Required task: What number of lines hold the word "body"? State that number and nothing besides.
┌──
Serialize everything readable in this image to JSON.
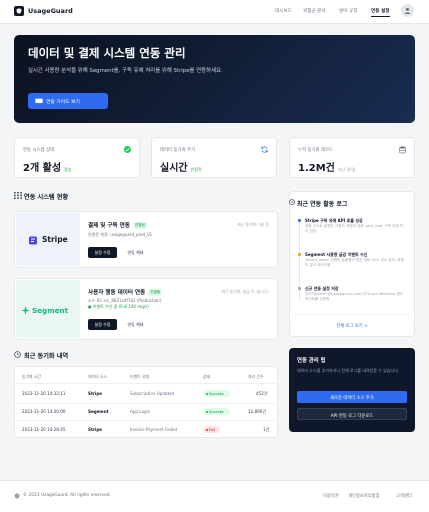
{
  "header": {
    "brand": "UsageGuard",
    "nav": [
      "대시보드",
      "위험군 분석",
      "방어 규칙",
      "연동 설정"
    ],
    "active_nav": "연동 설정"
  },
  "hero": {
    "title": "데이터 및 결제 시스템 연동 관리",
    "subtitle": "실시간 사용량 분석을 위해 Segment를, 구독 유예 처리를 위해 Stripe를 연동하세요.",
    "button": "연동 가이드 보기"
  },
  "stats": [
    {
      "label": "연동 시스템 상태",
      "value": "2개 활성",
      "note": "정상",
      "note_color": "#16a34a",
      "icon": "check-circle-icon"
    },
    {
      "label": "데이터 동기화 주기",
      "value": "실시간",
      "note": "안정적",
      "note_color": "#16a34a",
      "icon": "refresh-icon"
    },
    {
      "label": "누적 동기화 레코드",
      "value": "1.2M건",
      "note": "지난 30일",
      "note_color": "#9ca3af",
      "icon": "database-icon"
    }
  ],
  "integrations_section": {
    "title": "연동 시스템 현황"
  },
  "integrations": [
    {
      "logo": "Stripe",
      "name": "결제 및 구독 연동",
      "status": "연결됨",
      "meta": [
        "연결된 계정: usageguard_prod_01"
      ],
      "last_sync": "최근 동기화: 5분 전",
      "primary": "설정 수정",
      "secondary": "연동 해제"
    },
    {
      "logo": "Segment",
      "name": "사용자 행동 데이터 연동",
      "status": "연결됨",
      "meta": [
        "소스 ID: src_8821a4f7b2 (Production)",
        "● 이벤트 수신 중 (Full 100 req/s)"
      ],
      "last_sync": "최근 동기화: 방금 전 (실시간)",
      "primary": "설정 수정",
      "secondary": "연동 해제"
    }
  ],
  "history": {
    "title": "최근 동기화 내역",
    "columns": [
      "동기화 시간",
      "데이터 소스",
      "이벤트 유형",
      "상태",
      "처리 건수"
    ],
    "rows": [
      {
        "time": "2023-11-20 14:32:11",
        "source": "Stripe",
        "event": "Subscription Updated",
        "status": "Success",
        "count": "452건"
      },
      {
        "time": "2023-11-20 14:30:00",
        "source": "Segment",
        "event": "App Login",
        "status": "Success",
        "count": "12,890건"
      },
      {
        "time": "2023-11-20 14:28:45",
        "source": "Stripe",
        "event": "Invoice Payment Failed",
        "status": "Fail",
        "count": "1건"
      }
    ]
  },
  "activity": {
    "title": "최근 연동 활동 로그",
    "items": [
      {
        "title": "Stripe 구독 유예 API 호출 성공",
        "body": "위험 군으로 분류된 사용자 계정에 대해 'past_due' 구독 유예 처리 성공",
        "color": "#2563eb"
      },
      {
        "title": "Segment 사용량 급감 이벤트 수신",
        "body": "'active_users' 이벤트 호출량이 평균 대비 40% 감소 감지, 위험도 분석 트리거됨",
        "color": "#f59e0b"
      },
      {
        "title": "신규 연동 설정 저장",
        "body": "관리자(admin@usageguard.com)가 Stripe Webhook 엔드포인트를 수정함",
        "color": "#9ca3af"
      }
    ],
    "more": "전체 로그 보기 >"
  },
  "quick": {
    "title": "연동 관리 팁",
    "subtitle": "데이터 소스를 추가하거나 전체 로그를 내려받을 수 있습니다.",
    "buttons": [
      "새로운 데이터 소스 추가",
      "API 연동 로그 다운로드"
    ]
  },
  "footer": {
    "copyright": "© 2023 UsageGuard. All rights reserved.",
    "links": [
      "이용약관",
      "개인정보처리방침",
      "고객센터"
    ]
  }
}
└──
┌──
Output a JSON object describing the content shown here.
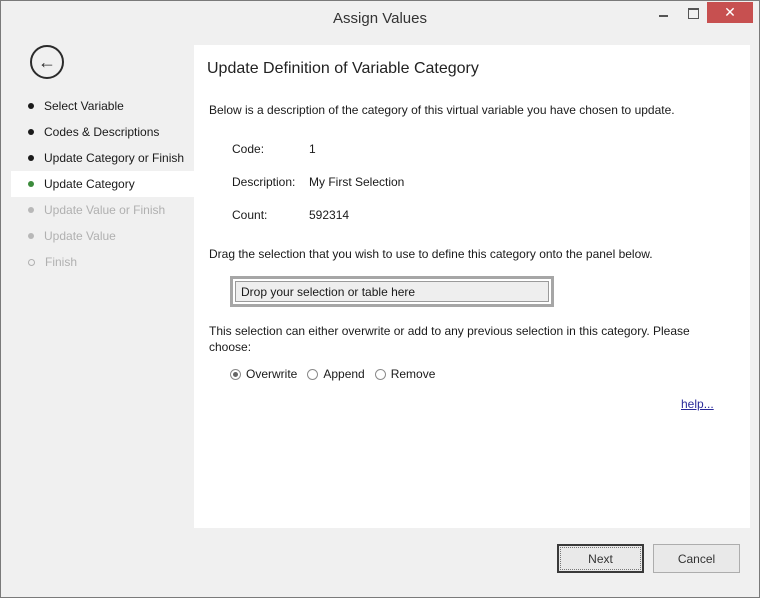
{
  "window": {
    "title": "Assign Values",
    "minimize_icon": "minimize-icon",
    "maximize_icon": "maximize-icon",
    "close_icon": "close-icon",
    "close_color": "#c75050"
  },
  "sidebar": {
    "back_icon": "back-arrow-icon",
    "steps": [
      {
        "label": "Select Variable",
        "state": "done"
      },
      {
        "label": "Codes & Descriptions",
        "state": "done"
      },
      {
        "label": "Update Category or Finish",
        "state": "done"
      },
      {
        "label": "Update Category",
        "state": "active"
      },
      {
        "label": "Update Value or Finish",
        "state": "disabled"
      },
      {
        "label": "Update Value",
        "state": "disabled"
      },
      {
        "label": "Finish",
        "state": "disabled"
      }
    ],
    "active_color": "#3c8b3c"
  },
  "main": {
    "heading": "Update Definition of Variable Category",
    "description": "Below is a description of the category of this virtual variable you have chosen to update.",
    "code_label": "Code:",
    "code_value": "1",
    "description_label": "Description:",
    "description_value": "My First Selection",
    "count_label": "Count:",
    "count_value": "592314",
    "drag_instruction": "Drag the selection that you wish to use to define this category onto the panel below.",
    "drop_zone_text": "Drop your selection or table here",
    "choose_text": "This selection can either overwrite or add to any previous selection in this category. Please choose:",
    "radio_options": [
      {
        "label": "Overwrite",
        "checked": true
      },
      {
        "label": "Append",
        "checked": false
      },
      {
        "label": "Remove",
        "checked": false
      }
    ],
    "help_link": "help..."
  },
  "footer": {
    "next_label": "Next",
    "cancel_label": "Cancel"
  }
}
└──
Solution to the exercise: 3